Select lines where the word "author" appears.

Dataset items
⁂
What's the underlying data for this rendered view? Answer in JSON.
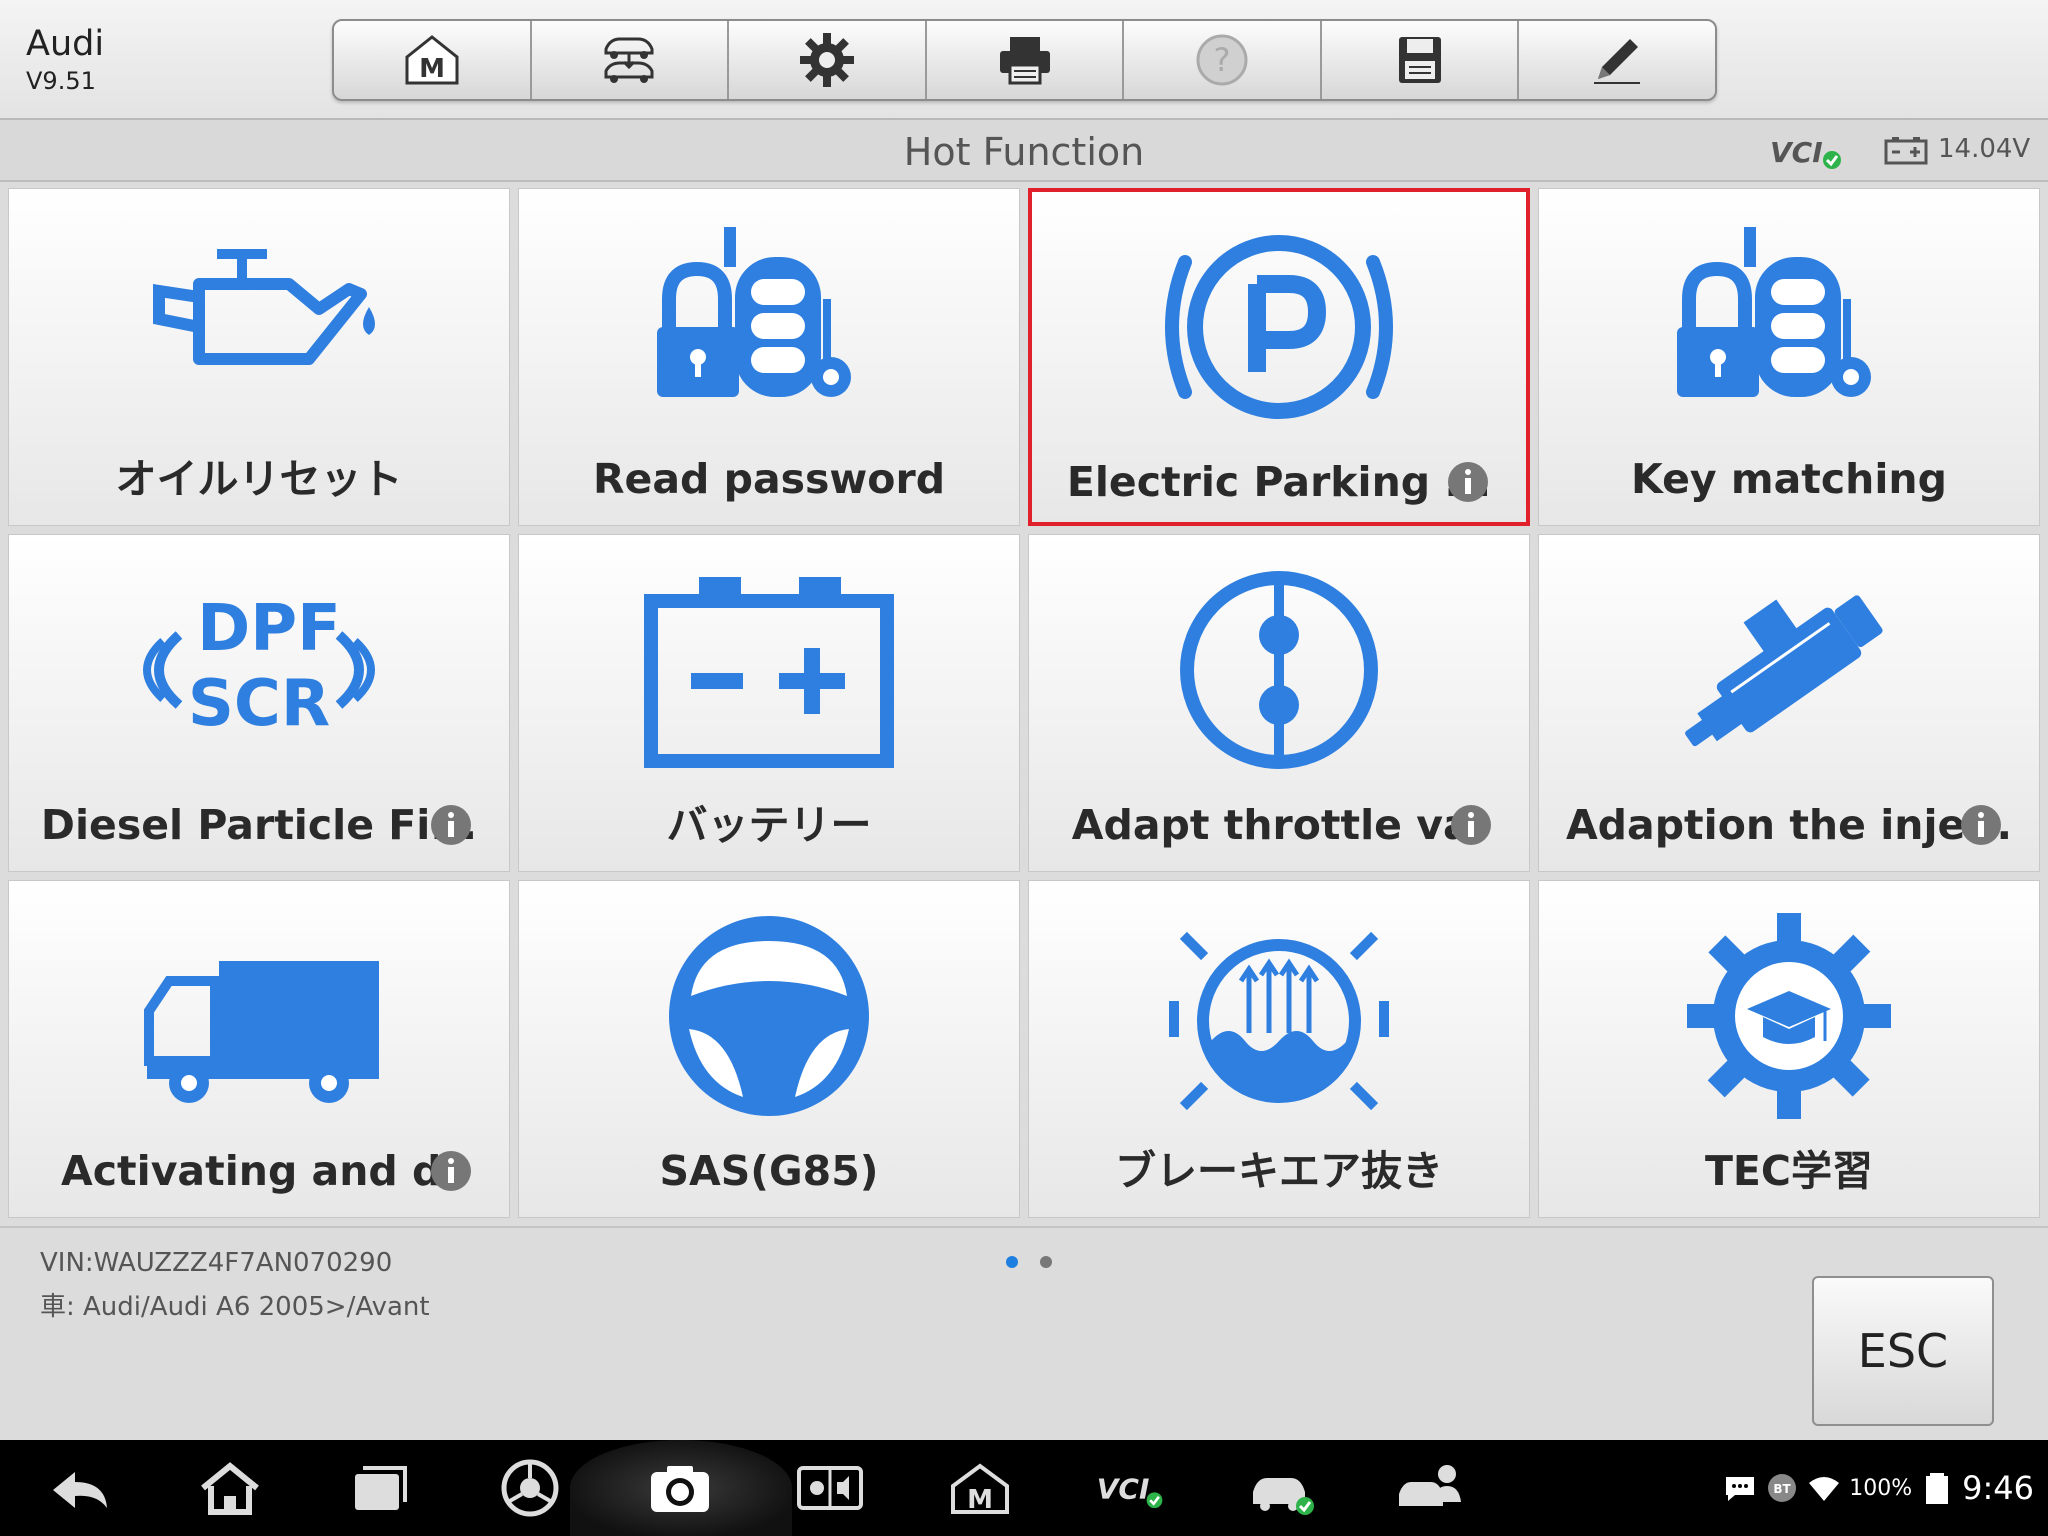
{
  "header": {
    "brand": "Audi",
    "version": "V9.51",
    "toolbar": [
      {
        "icon": "home-m-icon"
      },
      {
        "icon": "vehicle-swap-icon"
      },
      {
        "icon": "gear-icon"
      },
      {
        "icon": "printer-icon"
      },
      {
        "icon": "help-icon",
        "disabled": true
      },
      {
        "icon": "save-icon"
      },
      {
        "icon": "pencil-icon"
      }
    ]
  },
  "titlebar": {
    "title": "Hot Function",
    "voltage": "14.04V"
  },
  "tiles": [
    {
      "label": "オイルリセット",
      "icon": "oil-can-icon",
      "info": false,
      "selected": false
    },
    {
      "label": "Read password",
      "icon": "key-lock-icon",
      "info": false,
      "selected": false
    },
    {
      "label": "Electric Parking ...",
      "icon": "parking-brake-icon",
      "info": true,
      "selected": true
    },
    {
      "label": "Key matching",
      "icon": "key-lock-icon",
      "info": false,
      "selected": false
    },
    {
      "label": "Diesel Particle Fi...",
      "icon": "dpf-scr-icon",
      "info": true,
      "selected": false
    },
    {
      "label": "バッテリー",
      "icon": "battery-icon",
      "info": false,
      "selected": false
    },
    {
      "label": "Adapt throttle va.",
      "icon": "throttle-icon",
      "info": true,
      "selected": false
    },
    {
      "label": "Adaption the inje...",
      "icon": "injector-icon",
      "info": true,
      "selected": false
    },
    {
      "label": "Activating and d.",
      "icon": "truck-icon",
      "info": true,
      "selected": false
    },
    {
      "label": "SAS(G85)",
      "icon": "steering-wheel-icon",
      "info": false,
      "selected": false
    },
    {
      "label": "ブレーキエア抜き",
      "icon": "brake-bleed-icon",
      "info": false,
      "selected": false
    },
    {
      "label": "TEC学習",
      "icon": "tec-gear-icon",
      "info": false,
      "selected": false
    }
  ],
  "icon_text": {
    "dpf": "DPF",
    "scr": "SCR",
    "vcl": "VCI"
  },
  "info": {
    "vin": "VIN:WAUZZZ4F7AN070290",
    "vehicle": "車: Audi/Audi A6 2005>/Avant"
  },
  "pager": {
    "pages": 2,
    "current": 0
  },
  "esc_label": "ESC",
  "statusbar": {
    "battery_pct": "100%",
    "time": "9:46",
    "bt": "BT"
  },
  "colors": {
    "accent_blue": "#2e7fe0",
    "selected_border": "#e0212b"
  }
}
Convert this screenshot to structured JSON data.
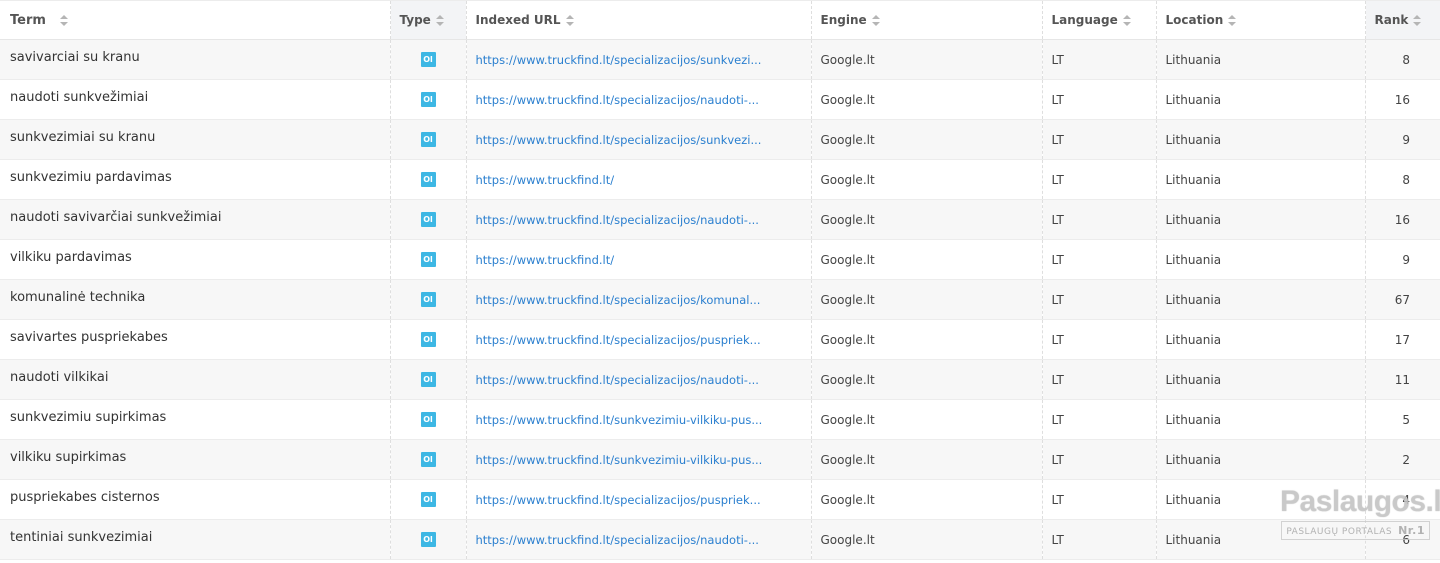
{
  "headers": {
    "term": "Term",
    "type": "Type",
    "url": "Indexed URL",
    "engine": "Engine",
    "language": "Language",
    "location": "Location",
    "rank": "Rank"
  },
  "type_icon_label": "Ol",
  "rows": [
    {
      "term": "savivarciai su kranu",
      "url": "https://www.truckfind.lt/specializacijos/sunkvezi...",
      "engine": "Google.lt",
      "language": "LT",
      "location": "Lithuania",
      "rank": "8"
    },
    {
      "term": "naudoti sunkvežimiai",
      "url": "https://www.truckfind.lt/specializacijos/naudoti-...",
      "engine": "Google.lt",
      "language": "LT",
      "location": "Lithuania",
      "rank": "16"
    },
    {
      "term": "sunkvezimiai su kranu",
      "url": "https://www.truckfind.lt/specializacijos/sunkvezi...",
      "engine": "Google.lt",
      "language": "LT",
      "location": "Lithuania",
      "rank": "9"
    },
    {
      "term": "sunkvezimiu pardavimas",
      "url": "https://www.truckfind.lt/",
      "engine": "Google.lt",
      "language": "LT",
      "location": "Lithuania",
      "rank": "8"
    },
    {
      "term": "naudoti savivarčiai sunkvežimiai",
      "url": "https://www.truckfind.lt/specializacijos/naudoti-...",
      "engine": "Google.lt",
      "language": "LT",
      "location": "Lithuania",
      "rank": "16"
    },
    {
      "term": "vilkiku pardavimas",
      "url": "https://www.truckfind.lt/",
      "engine": "Google.lt",
      "language": "LT",
      "location": "Lithuania",
      "rank": "9"
    },
    {
      "term": "komunalinė technika",
      "url": "https://www.truckfind.lt/specializacijos/komunal...",
      "engine": "Google.lt",
      "language": "LT",
      "location": "Lithuania",
      "rank": "67"
    },
    {
      "term": "savivartes puspriekabes",
      "url": "https://www.truckfind.lt/specializacijos/puspriek...",
      "engine": "Google.lt",
      "language": "LT",
      "location": "Lithuania",
      "rank": "17"
    },
    {
      "term": "naudoti vilkikai",
      "url": "https://www.truckfind.lt/specializacijos/naudoti-...",
      "engine": "Google.lt",
      "language": "LT",
      "location": "Lithuania",
      "rank": "11"
    },
    {
      "term": "sunkvezimiu supirkimas",
      "url": "https://www.truckfind.lt/sunkvezimiu-vilkiku-pus...",
      "engine": "Google.lt",
      "language": "LT",
      "location": "Lithuania",
      "rank": "5"
    },
    {
      "term": "vilkiku supirkimas",
      "url": "https://www.truckfind.lt/sunkvezimiu-vilkiku-pus...",
      "engine": "Google.lt",
      "language": "LT",
      "location": "Lithuania",
      "rank": "2"
    },
    {
      "term": "puspriekabes cisternos",
      "url": "https://www.truckfind.lt/specializacijos/puspriek...",
      "engine": "Google.lt",
      "language": "LT",
      "location": "Lithuania",
      "rank": "4"
    },
    {
      "term": "tentiniai sunkvezimiai",
      "url": "https://www.truckfind.lt/specializacijos/naudoti-...",
      "engine": "Google.lt",
      "language": "LT",
      "location": "Lithuania",
      "rank": "6"
    }
  ],
  "watermark": {
    "main": "Paslaugos.lt",
    "sub": "PASLAUGŲ PORTALAS",
    "badge": "Nr.1"
  },
  "colors": {
    "link": "#2a7fcf",
    "type_icon": "#3db7e4",
    "row_alt": "#f7f7f7"
  }
}
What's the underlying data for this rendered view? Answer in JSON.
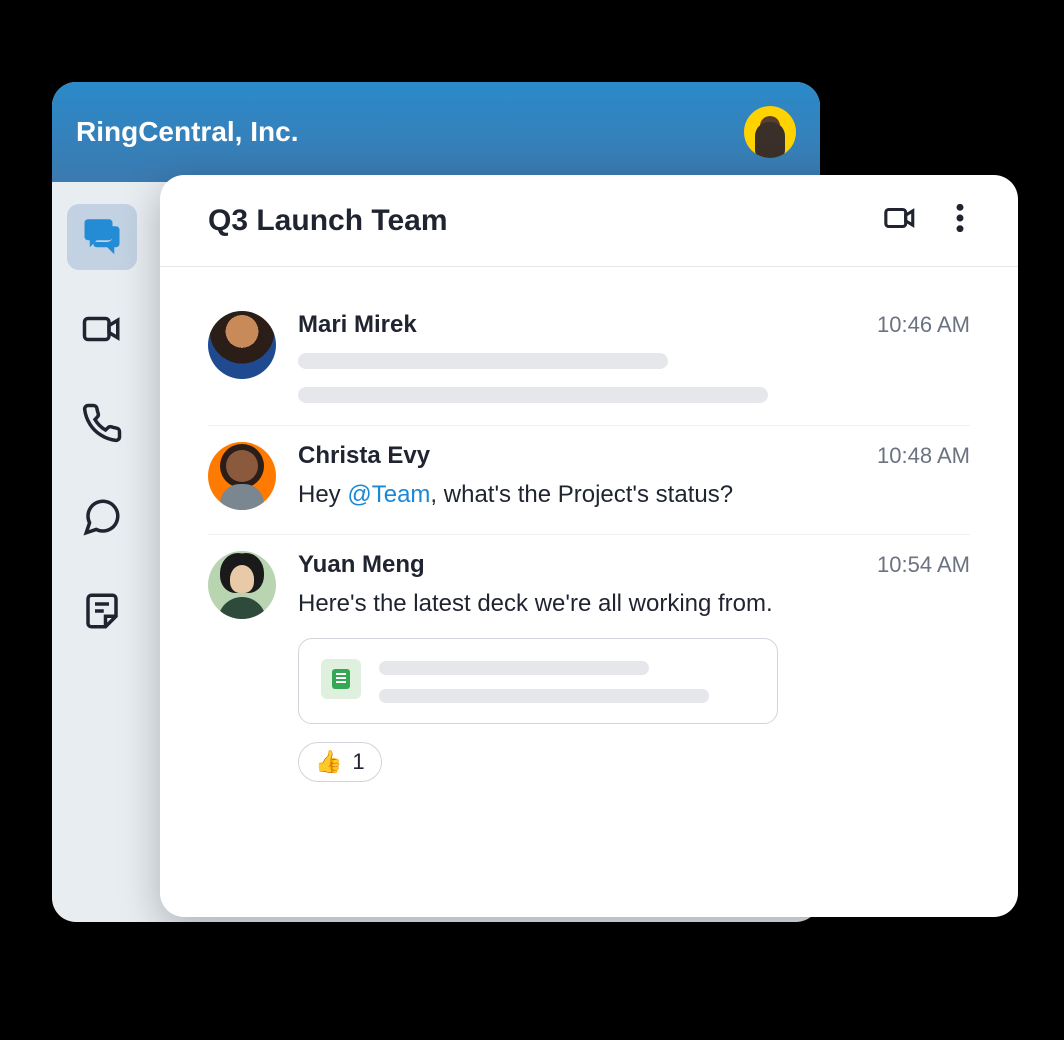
{
  "org_name": "RingCentral, Inc.",
  "chat": {
    "title": "Q3 Launch Team"
  },
  "messages": [
    {
      "author": "Mari Mirek",
      "time": "10:46 AM",
      "placeholder": true
    },
    {
      "author": "Christa Evy",
      "time": "10:48 AM",
      "text_pre": "Hey ",
      "mention": "@Team",
      "text_post": ", what's the Project's status?"
    },
    {
      "author": "Yuan Meng",
      "time": "10:54 AM",
      "text": "Here's the latest deck we're all working from.",
      "reaction": {
        "emoji": "👍",
        "count": "1"
      }
    }
  ]
}
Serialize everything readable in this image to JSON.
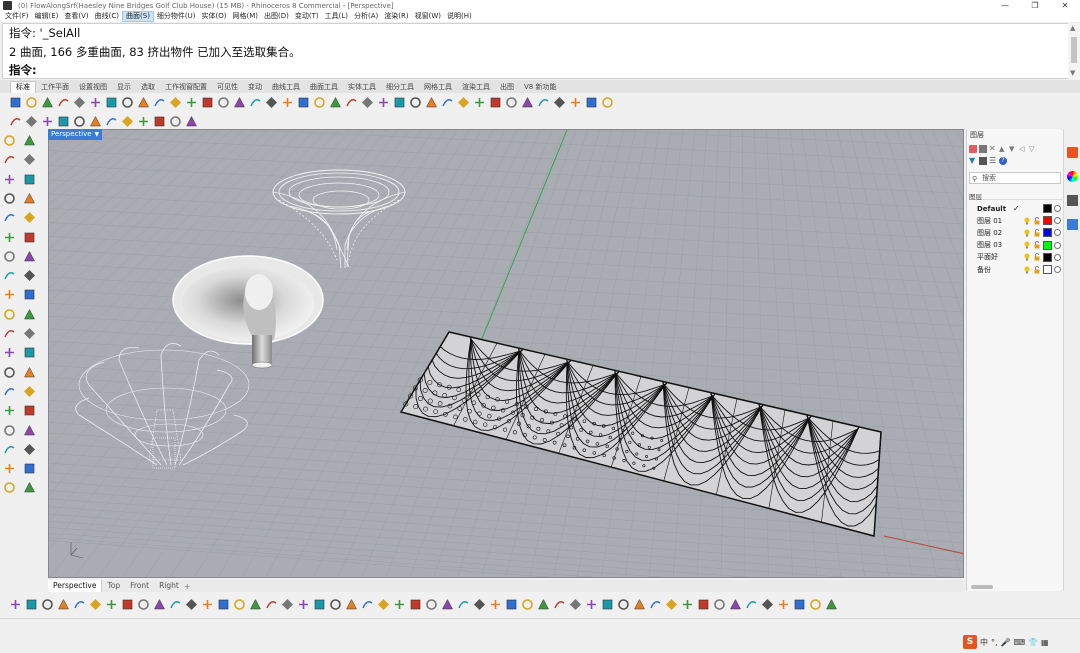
{
  "window": {
    "title": "(0) FlowAlongSrf(Haesley Nine Bridges Golf Club House) (15 MB) - Rhinoceros 8 Commercial - [Perspective]",
    "controls": [
      "—",
      "❐",
      "✕"
    ]
  },
  "menu": {
    "items": [
      "文件(F)",
      "编辑(E)",
      "查看(V)",
      "曲线(C)",
      "曲面(S)",
      "细分物件(U)",
      "实体(O)",
      "网格(M)",
      "出图(D)",
      "变动(T)",
      "工具(L)",
      "分析(A)",
      "渲染(R)",
      "视窗(W)",
      "说明(H)"
    ],
    "active_index": 4
  },
  "command": {
    "history_line1": "指令: '_SelAll",
    "history_line2": "2 曲面, 166 多重曲面, 83 挤出物件 已加入至选取集合。",
    "prompt": "指令:"
  },
  "tabs": {
    "items": [
      "标准",
      "工作平面",
      "设置视图",
      "显示",
      "选取",
      "工作视窗配置",
      "可见性",
      "变动",
      "曲线工具",
      "曲面工具",
      "实体工具",
      "细分工具",
      "网格工具",
      "渲染工具",
      "出图",
      "V8 新功能"
    ],
    "active_index": 0
  },
  "viewport": {
    "label": "Perspective",
    "background": "#a9adb3",
    "grid_color": "#9ba0a6",
    "axis_x_color": "#c0392b",
    "axis_y_color": "#27ae60"
  },
  "view_tabs": {
    "items": [
      "Perspective",
      "Top",
      "Front",
      "Right"
    ],
    "active_index": 0,
    "add_label": "+"
  },
  "layers_panel": {
    "title": "图层",
    "search_placeholder": "搜索",
    "header": "图层",
    "layers": [
      {
        "name": "Default",
        "current": true,
        "color": "#000000"
      },
      {
        "name": "图层 01",
        "current": false,
        "color": "#ff0000"
      },
      {
        "name": "图层 02",
        "current": false,
        "color": "#0000ff"
      },
      {
        "name": "图层 03",
        "current": false,
        "color": "#00ff00"
      },
      {
        "name": "平面好",
        "current": false,
        "color": "#000000"
      },
      {
        "name": "备份",
        "current": false,
        "color": "#ffffff"
      }
    ]
  },
  "ime": {
    "logo": "S",
    "items": [
      "中",
      "°,",
      "🎤",
      "⌨",
      "👕",
      "▦"
    ]
  }
}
⁂
ANSWER FOR THIS EXERCISE:
      "author": "Mari Mirek",
      "author": "Christa Evy",
      "author": "Yuan Meng",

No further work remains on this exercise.